Zu bearbeiten:
- 1) Prüfe anhand des Textauszugs zur Umsatzsteuer im Konkurs, ob die Aussagen (a) bis (c) zutreffen, und belege jede Antwort mit Ja oder Nein sowie den entscheidenden Worten des Textes. (a) Der Umsatzsteuer-Rückforderungsanspruch beläuft sich auf € 5.979,32. (b) Die Bw beantragt, von einer mündlichen Verhandlung abzusehen. (c) Die Forderung hinsichtlich der zu berichtigenden Umsatzsteuer gilt als Forderung der Masse, wenn die Uneinbringlichkeit vor Konkurseröffnung eintritt.
- 2) Setze den Textauszug zur Umsatzsteuer im Konkurs nach seinem letzten Satz fort.

Textauszug:
-.-.-
Es sei einheitliche Judikatur (z.B. ) und Literaturmeinung, dass die Forderung hinsichtlich der zu berichtigenden Umsatzsteuer eine Forderung der Masse sei, wenn der Zeitpunkt des Eintritts der Uneinbringlichkeit nach Konkurseröffnung liege (z.B. Bertl u.a., Praxishandbuch der Konkursabwicklung², 615, und Kofler/Kristen, Insolvenz und Steuern², 146ff.).
Zusammenfassend sei im konkreten Fall der Umsatzsteuer-Rückforderungsanspruch in Höhe von € 5.979,32 mit Masseforderungen des Finanzamtes aufrechenbar und daher an die Bw rückzubezahlen.
Die Bw beantrage gemäß § 282 Abs. Z 1 BAO die Entscheidung durch den gesamten Berufungssenat und gemäß § 284 Abs. 1 BAO die Abhaltung einer mündlichen Verhandlung.
-.-.-
Vorliegendes Material:

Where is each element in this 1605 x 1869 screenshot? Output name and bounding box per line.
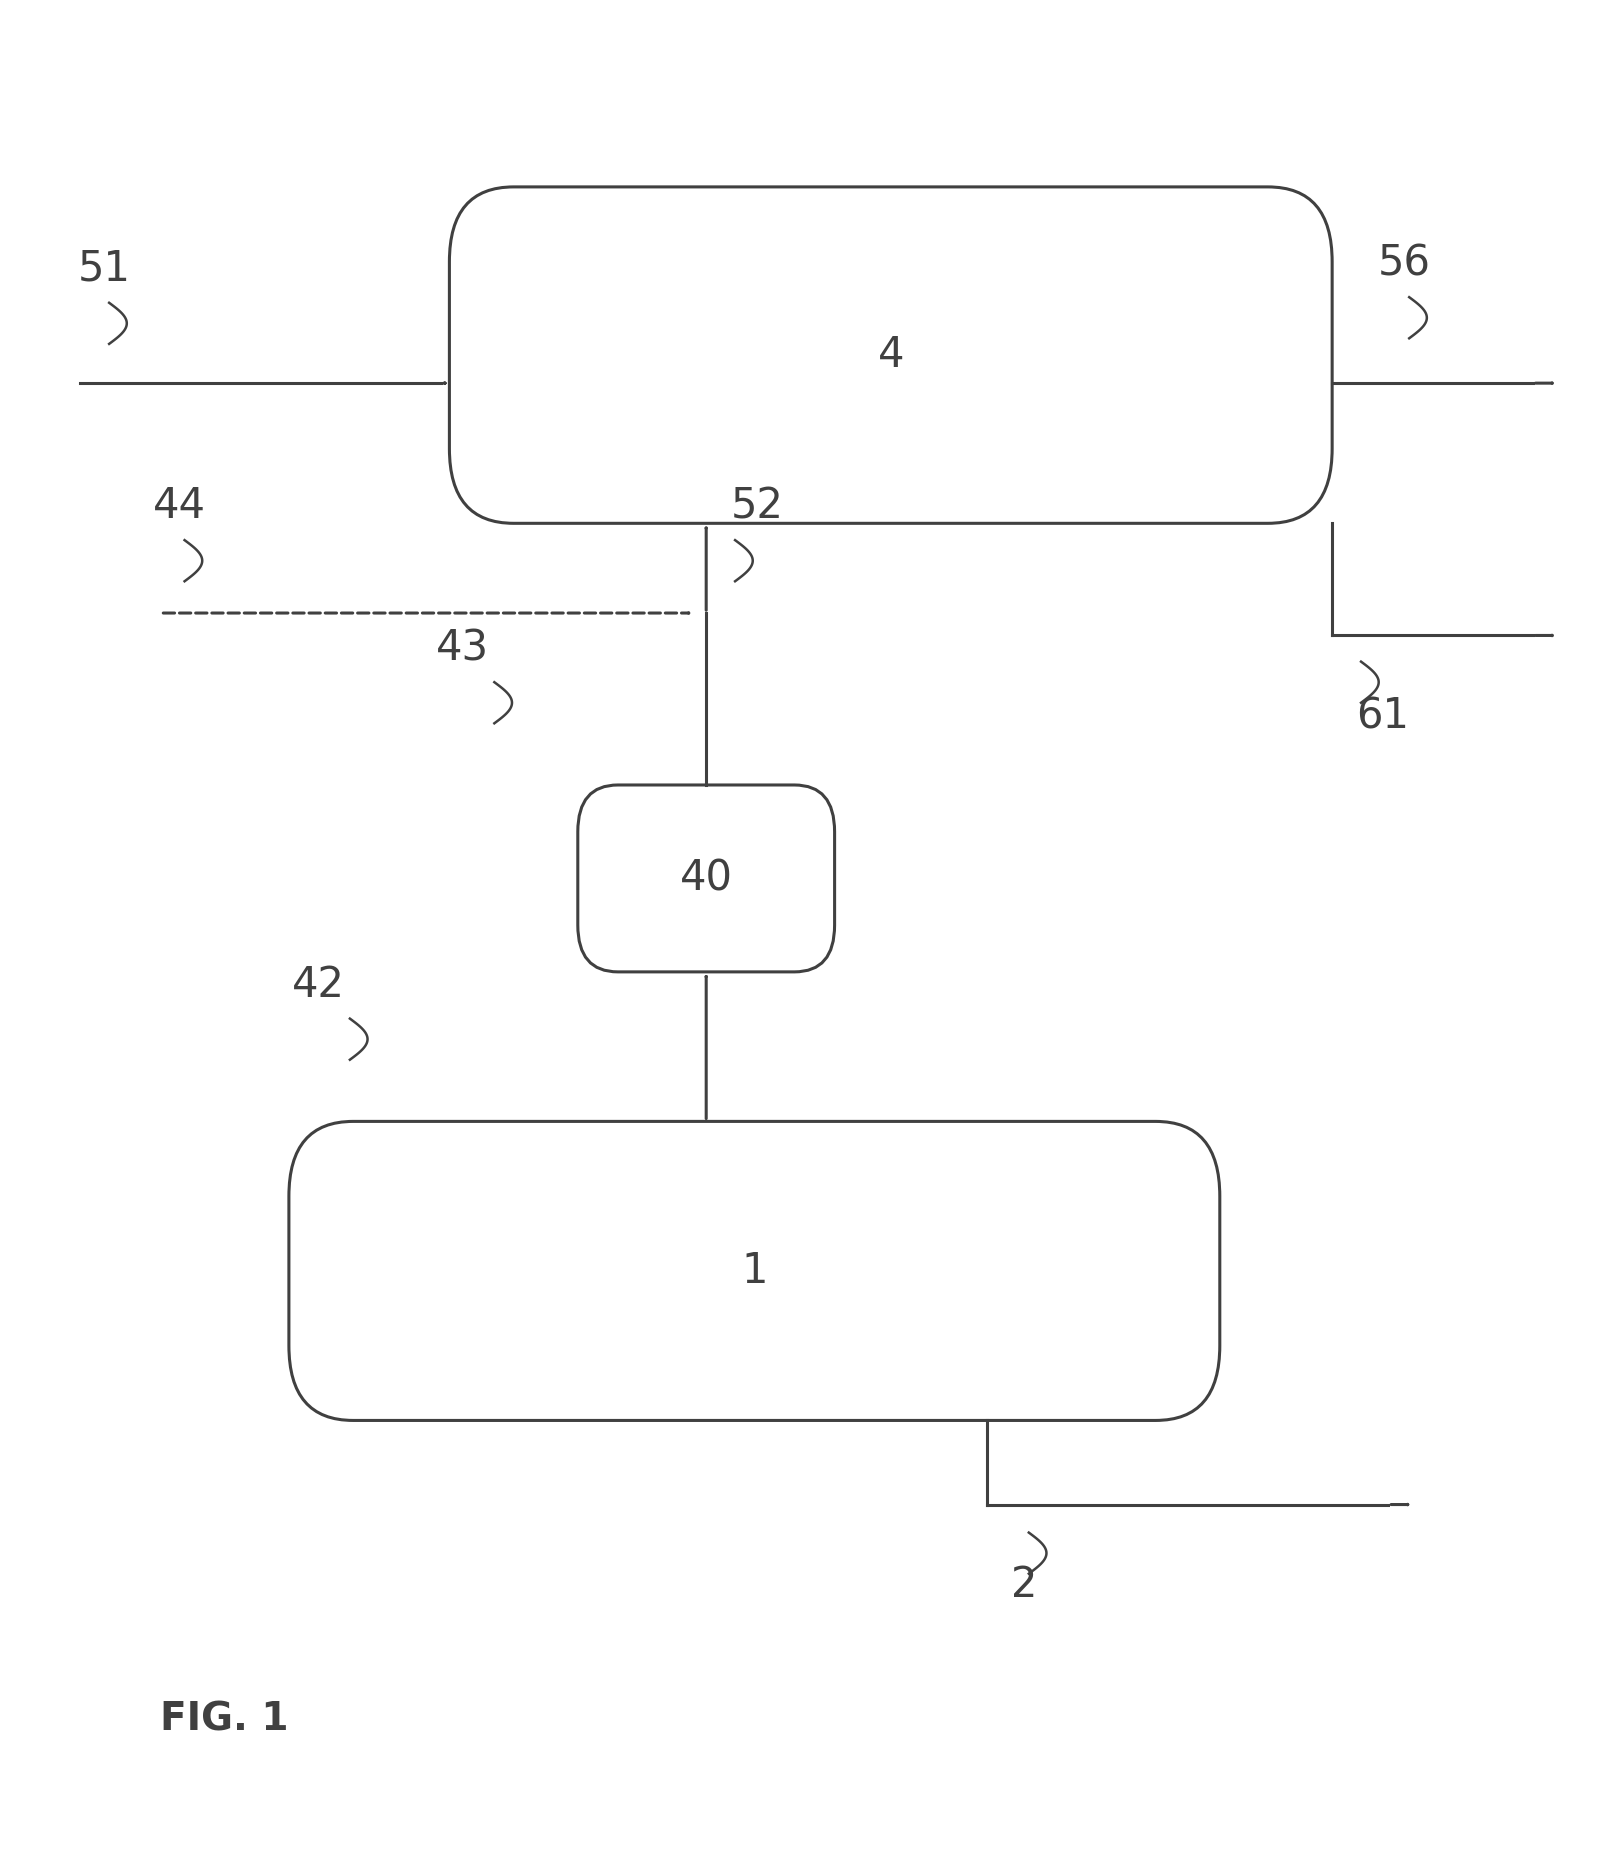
Text: 56: 56 (1377, 243, 1432, 284)
Text: FIG. 1: FIG. 1 (160, 1701, 289, 1738)
FancyBboxPatch shape (449, 187, 1332, 523)
Text: 43: 43 (437, 628, 490, 669)
Text: 44: 44 (152, 486, 207, 527)
Text: 4: 4 (878, 335, 904, 376)
Text: 1: 1 (742, 1250, 767, 1291)
FancyBboxPatch shape (578, 785, 835, 972)
Text: 52: 52 (730, 486, 783, 527)
Text: 51: 51 (77, 249, 132, 290)
FancyBboxPatch shape (289, 1121, 1220, 1420)
Text: 42: 42 (292, 964, 345, 1006)
Text: 2: 2 (1011, 1564, 1037, 1605)
Text: 40: 40 (679, 858, 733, 899)
Text: 61: 61 (1356, 695, 1409, 736)
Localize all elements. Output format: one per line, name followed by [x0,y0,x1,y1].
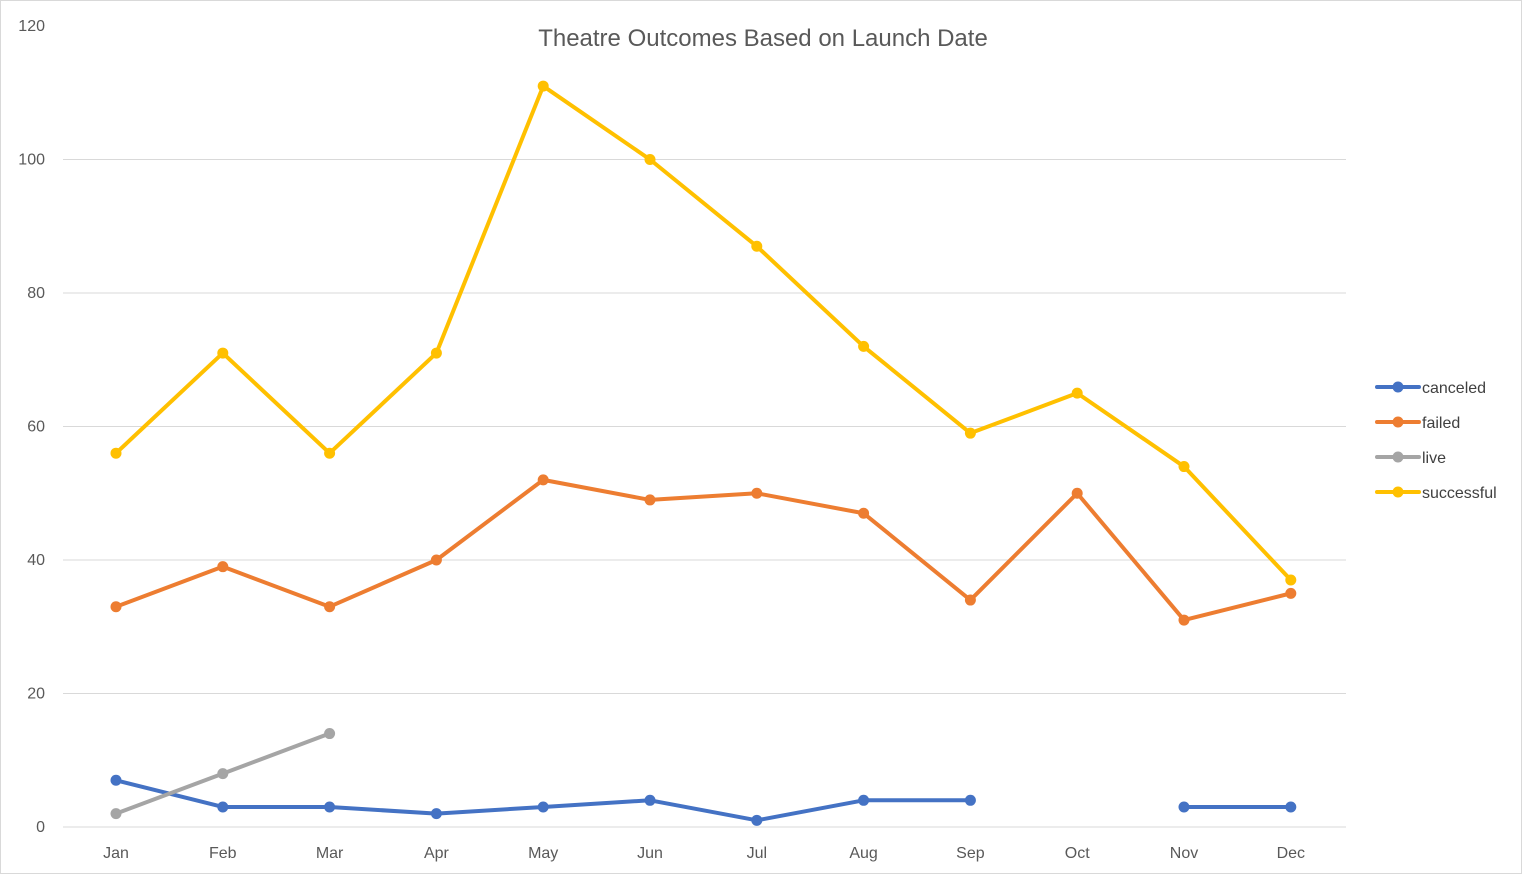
data-point-canceled [751,814,763,826]
x-tick-label: Nov [1170,845,1198,862]
y-tick-label: 80 [27,285,45,302]
legend-marker-icon [1392,416,1404,428]
y-tick-label: 40 [27,552,45,569]
legend-item-canceled: canceled [1375,380,1486,397]
data-point-failed [1285,587,1297,599]
legend-item-live: live [1375,450,1446,467]
series-lines [110,80,1297,826]
data-point-failed [537,474,549,486]
data-point-failed [110,601,122,613]
data-point-successful [217,347,229,359]
legend-label: failed [1422,415,1460,432]
x-tick-label: Jul [747,845,767,862]
data-point-canceled [1178,801,1190,813]
data-point-successful [324,447,336,459]
x-tick-label: Mar [316,845,344,862]
gridlines [63,159,1346,828]
legend: canceled failed live successful [1375,380,1497,502]
data-point-canceled [537,801,549,813]
data-point-successful [751,240,763,252]
data-point-failed [858,507,870,519]
data-point-canceled [858,794,870,806]
data-point-live [324,728,336,740]
data-point-successful [110,447,122,459]
series-failed [110,474,1297,626]
x-tick-label: Apr [424,845,450,862]
data-point-canceled [430,808,442,820]
data-point-failed [430,554,442,566]
data-point-successful [1285,574,1297,586]
x-tick-label: Aug [849,845,877,862]
y-axis-ticks: 0 20 40 60 80 100 120 [18,18,45,836]
data-point-failed [324,601,336,613]
data-point-failed [964,594,976,606]
data-point-failed [1178,614,1190,626]
data-point-canceled [110,774,122,786]
series-canceled [110,774,1297,826]
data-point-successful [430,347,442,359]
chart-title: Theatre Outcomes Based on Launch Date [538,25,988,52]
data-point-failed [751,487,763,499]
y-tick-label: 20 [27,686,45,703]
x-tick-label: Jun [637,845,663,862]
legend-item-failed: failed [1375,415,1460,432]
data-point-successful [537,80,549,92]
series-line-canceled [114,778,973,823]
data-point-canceled [964,794,976,806]
legend-marker-icon [1392,451,1404,463]
data-point-failed [644,494,656,506]
series-line-successful [114,84,1293,583]
data-point-successful [1071,387,1083,399]
legend-marker-icon [1392,381,1404,393]
y-tick-label: 60 [27,419,45,436]
data-point-successful [964,427,976,439]
data-point-successful [1178,461,1190,473]
data-point-live [217,768,229,780]
data-point-successful [644,154,656,165]
legend-marker-icon [1392,486,1404,498]
x-tick-label: Oct [1065,845,1090,862]
legend-item-successful: successful [1375,485,1497,502]
y-tick-label: 100 [18,152,45,169]
x-axis-ticks: Jan Feb Mar Apr May Jun Jul Aug Sep Oct Nov Dec [103,845,1305,862]
y-tick-label: 0 [36,819,45,836]
series-line-failed [114,477,1293,623]
legend-label: successful [1422,485,1497,502]
data-point-canceled [1285,801,1297,813]
data-point-canceled [324,801,336,813]
x-tick-label: Feb [209,845,237,862]
legend-label: canceled [1422,380,1486,397]
data-point-successful [858,340,870,352]
data-point-canceled [217,801,229,813]
data-point-canceled [644,794,656,806]
x-tick-label: Dec [1277,845,1305,862]
legend-label: live [1422,450,1446,467]
series-successful [110,80,1297,586]
y-tick-label: 120 [18,18,45,35]
data-point-live [110,808,122,820]
series-live [110,728,336,820]
x-tick-label: May [528,845,558,862]
data-point-failed [217,561,229,573]
data-point-failed [1071,487,1083,499]
x-tick-label: Jan [103,845,129,862]
x-tick-label: Sep [956,845,985,862]
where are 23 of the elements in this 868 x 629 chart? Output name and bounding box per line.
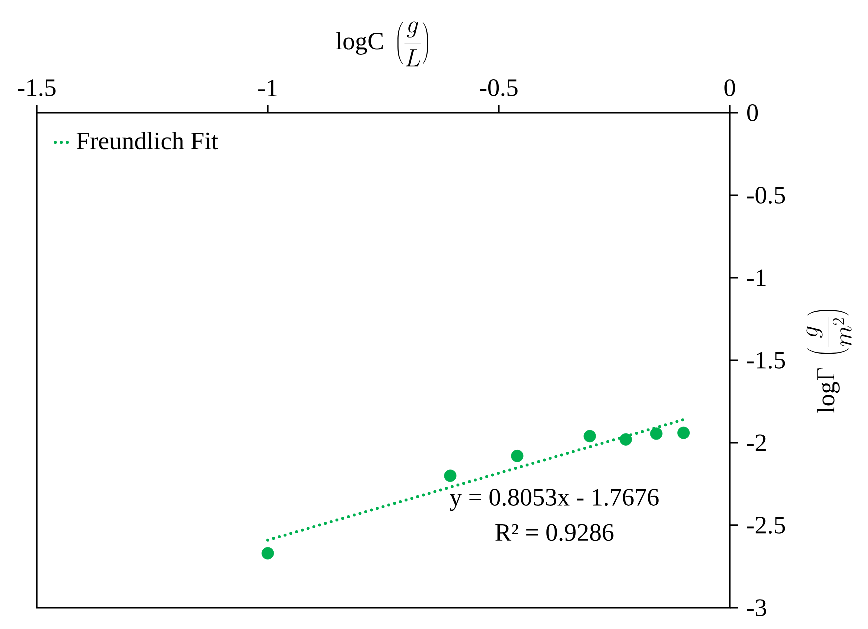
point [262, 547, 274, 560]
x-tick-label: -1.5 [18, 80, 56, 96]
y-tick-label: -1.5 [747, 352, 786, 369]
annotation: R² = 0.9286 [496, 524, 614, 542]
y-tick-label: -3 [747, 600, 766, 616]
x-axis-title: $\mathrm{logC}\ \left(\frac{g}{L}\right)$ [336, 22, 428, 67]
y-tick-label: -2 [747, 434, 766, 452]
point [620, 433, 632, 446]
y-tick-label: 0 [747, 104, 758, 122]
y-tick-label: -0.5 [747, 187, 786, 204]
point [584, 430, 596, 443]
legend-label: Freundlich Fit [76, 132, 218, 150]
y-tick-label: -1 [747, 270, 766, 286]
x-tick-label: -1 [258, 80, 277, 96]
x-tick-label: -0.5 [480, 79, 518, 96]
point [444, 470, 457, 482]
y-axis-title: $\mathrm{log}\Gamma\ \left(\frac{g}{m^2}\right)$ [806, 310, 852, 414]
annotation: y = 0.8053x - 1.7676 [450, 489, 659, 512]
x-tick-label: 0 [724, 80, 736, 96]
y-tick-label: -2.5 [747, 517, 786, 534]
point [511, 450, 524, 462]
point [650, 428, 663, 440]
point [678, 426, 690, 440]
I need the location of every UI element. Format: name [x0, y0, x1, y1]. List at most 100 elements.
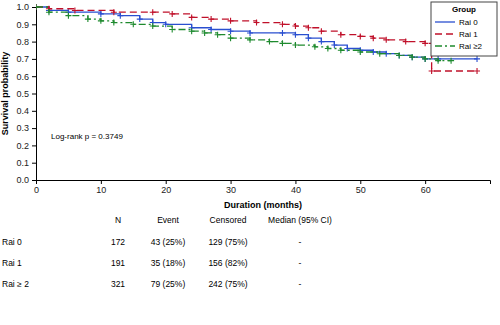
y-tick-mark [32, 111, 36, 112]
legend-swatch [435, 45, 455, 46]
y-tick: 0.5 [16, 89, 36, 99]
table-row-label: Rai ≥ 2 [2, 279, 29, 289]
table-cell: 43 (25%) [151, 237, 186, 247]
censor-marker [189, 14, 195, 20]
chart: 01020304050600.00.10.20.30.40.50.60.70.8… [0, 0, 500, 325]
censor-marker [36, 4, 39, 10]
censor-marker [357, 33, 363, 39]
table-header: N [115, 215, 121, 225]
censor-marker [312, 44, 318, 50]
legend: Group Rai 0 Rai 1 Rai ≥2 [431, 2, 497, 56]
censor-marker [36, 4, 39, 10]
y-tick-mark [32, 42, 36, 43]
y-tick-label: 0.7 [16, 54, 29, 64]
x-tick: 30 [226, 180, 236, 195]
censor-marker [429, 68, 435, 74]
censor-marker [409, 54, 415, 60]
censor-marker [169, 26, 175, 32]
censor-marker [279, 30, 285, 36]
y-tick: 0.7 [16, 54, 36, 64]
x-axis: 0 10 20 30 40 50 60 [34, 180, 491, 195]
y-tick-label: 0.2 [16, 141, 29, 151]
y-tick-mark [32, 128, 36, 129]
y-tick-mark [32, 76, 36, 77]
censor-marker [228, 35, 234, 41]
y-tick-label: 1.0 [16, 2, 29, 12]
censor-marker [305, 35, 311, 41]
legend-label: Rai 0 [459, 18, 478, 27]
censor-marker [247, 37, 253, 43]
table-cell: 172 [111, 237, 125, 247]
censor-marker [474, 56, 480, 62]
censor-marker [247, 30, 253, 36]
table-header: Median (95% CI) [268, 215, 332, 225]
y-tick: 0.4 [16, 106, 36, 116]
x-tick-label: 60 [421, 185, 431, 195]
censor-marker [85, 16, 91, 22]
table-row-label: Rai 0 [2, 237, 22, 247]
censor-marker [137, 16, 143, 22]
y-tick-mark [32, 59, 36, 60]
censor-marker [36, 4, 39, 10]
y-tick-label: 0.4 [16, 106, 29, 116]
censor-marker [208, 26, 214, 32]
legend-swatch [435, 21, 455, 22]
censor-marker [383, 37, 389, 43]
censor-marker [169, 11, 175, 17]
y-tick: 0.1 [16, 158, 36, 168]
table-cell: 191 [111, 258, 125, 268]
censor-marker [111, 20, 117, 26]
y-tick-mark [32, 163, 36, 164]
legend-title: Group [452, 5, 476, 14]
x-tick-label: 20 [161, 185, 171, 195]
table-cell: - [299, 258, 302, 268]
censor-marker [448, 58, 454, 64]
y-tick-label: 0.0 [16, 175, 29, 185]
censor-marker [279, 21, 285, 27]
censor-marker [130, 21, 136, 27]
y-tick-label: 0.6 [16, 72, 29, 82]
x-axis-title: Duration (months) [224, 200, 302, 210]
censor-marker [72, 7, 78, 13]
censor-marker [305, 25, 311, 31]
censor-marker [403, 39, 409, 45]
table-cell: 79 (25%) [151, 279, 186, 289]
censor-marker [228, 28, 234, 34]
censor-marker [292, 42, 298, 48]
x-tick: 20 [161, 180, 171, 195]
table-row-label: Rai 1 [2, 258, 22, 268]
plot-area [36, 4, 480, 74]
censor-marker [377, 51, 383, 57]
y-tick-label: 0.3 [16, 123, 29, 133]
censor-marker [208, 16, 214, 22]
x-tick: 10 [96, 180, 106, 195]
censor-marker [370, 35, 376, 41]
annotation: Log-rank p = 0.3749 [51, 132, 123, 141]
table-cell: 242 (75%) [208, 279, 247, 289]
y-axis: 0.00.10.20.30.40.50.60.70.80.91.0 [16, 2, 36, 185]
censor-marker [228, 18, 234, 24]
censor-marker [65, 13, 71, 19]
x-tick-label: 0 [34, 185, 39, 195]
legend-label: Rai 1 [459, 30, 478, 39]
y-tick-mark [32, 145, 36, 146]
risk-table: NEventCensoredMedian (95% CI)Rai 017243 … [2, 215, 332, 289]
table-cell: 35 (18%) [151, 258, 186, 268]
censor-marker [357, 49, 363, 55]
censor-marker [117, 13, 123, 19]
x-tick-label: 50 [356, 185, 366, 195]
legend-label: Rai ≥2 [459, 42, 483, 51]
x-tick-label: 10 [96, 185, 106, 195]
y-tick-mark [32, 24, 36, 25]
x-tick-mark [360, 180, 361, 184]
x-tick-label: 40 [291, 185, 301, 195]
y-tick-mark [32, 180, 36, 181]
table-header: Event [157, 215, 179, 225]
y-tick: 0.3 [16, 123, 36, 133]
legend-box [431, 2, 497, 56]
y-tick-mark [32, 94, 36, 95]
censor-marker [189, 28, 195, 34]
x-tick-mark [425, 180, 426, 184]
censor-marker [292, 32, 298, 38]
censor-marker [396, 52, 402, 58]
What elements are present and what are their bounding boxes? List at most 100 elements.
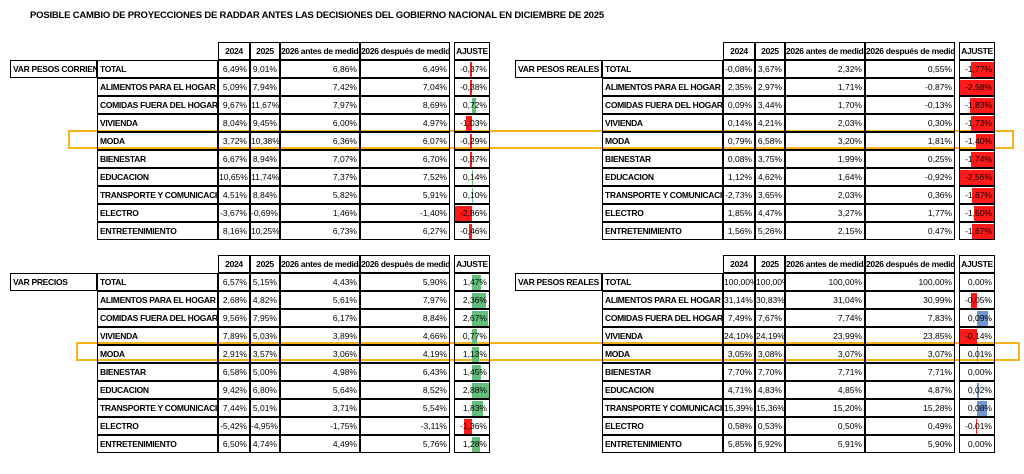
-.-.-
Lösungen:
- 1)
(a) Ja: „in Höhe von € 5.979,32“
(b) Nein: „die Abhaltung einer mündlichen Verhandlung“
(c) Nein: „nach Konkurseröffnung liege“

- 2)
In der am abgehaltenen mündlichen Berufungsverhandlung wurde ergänzend ausgeführt, dass die Uneinbringlichkeit der zugrunde liegenden Forderungen eindeutig nach Konkurseröffnung der I-GesmbH eingetreten sei und sich herausgestellt habe. Bei genauer Analyse dieser Forderungen werde beispielsweise klar, dass eine Uneinbringlichkeit der Forderung gegen die Firma E-GmbH erst durch die spätere Insolvenz dieses Verlages eingetreten sei. Hinsichtlich der anderen Forderungen sei durch Klage des Masseverwalters versucht worden, diese einbringlich zu machen, was im Zivilverfahren teilweise gescheitert sei. Über andere Forderungen hätten aus verfahrensökonomischen Gründen Vergleiche abgeschlossen werden müssen.
Trotz Aufgliederung der Umsatzsteuerschuldigkeiten in Konkurs- und Masseforderungen seien seitens der Abgabenbehörde keine entsprechenden Ermittlungen durchgeführt worden und bei Erledigung des Rückzahlungsansuchens die entsprechenden Umsatzsteuerberichtigungen als Konkursgutschriften angesehen worden. Dies ohne nähere Begründung. Der Masseverwalter habe den Vertreter persönlich den Auftrag zur Einbringung dieser Berufung erteilt.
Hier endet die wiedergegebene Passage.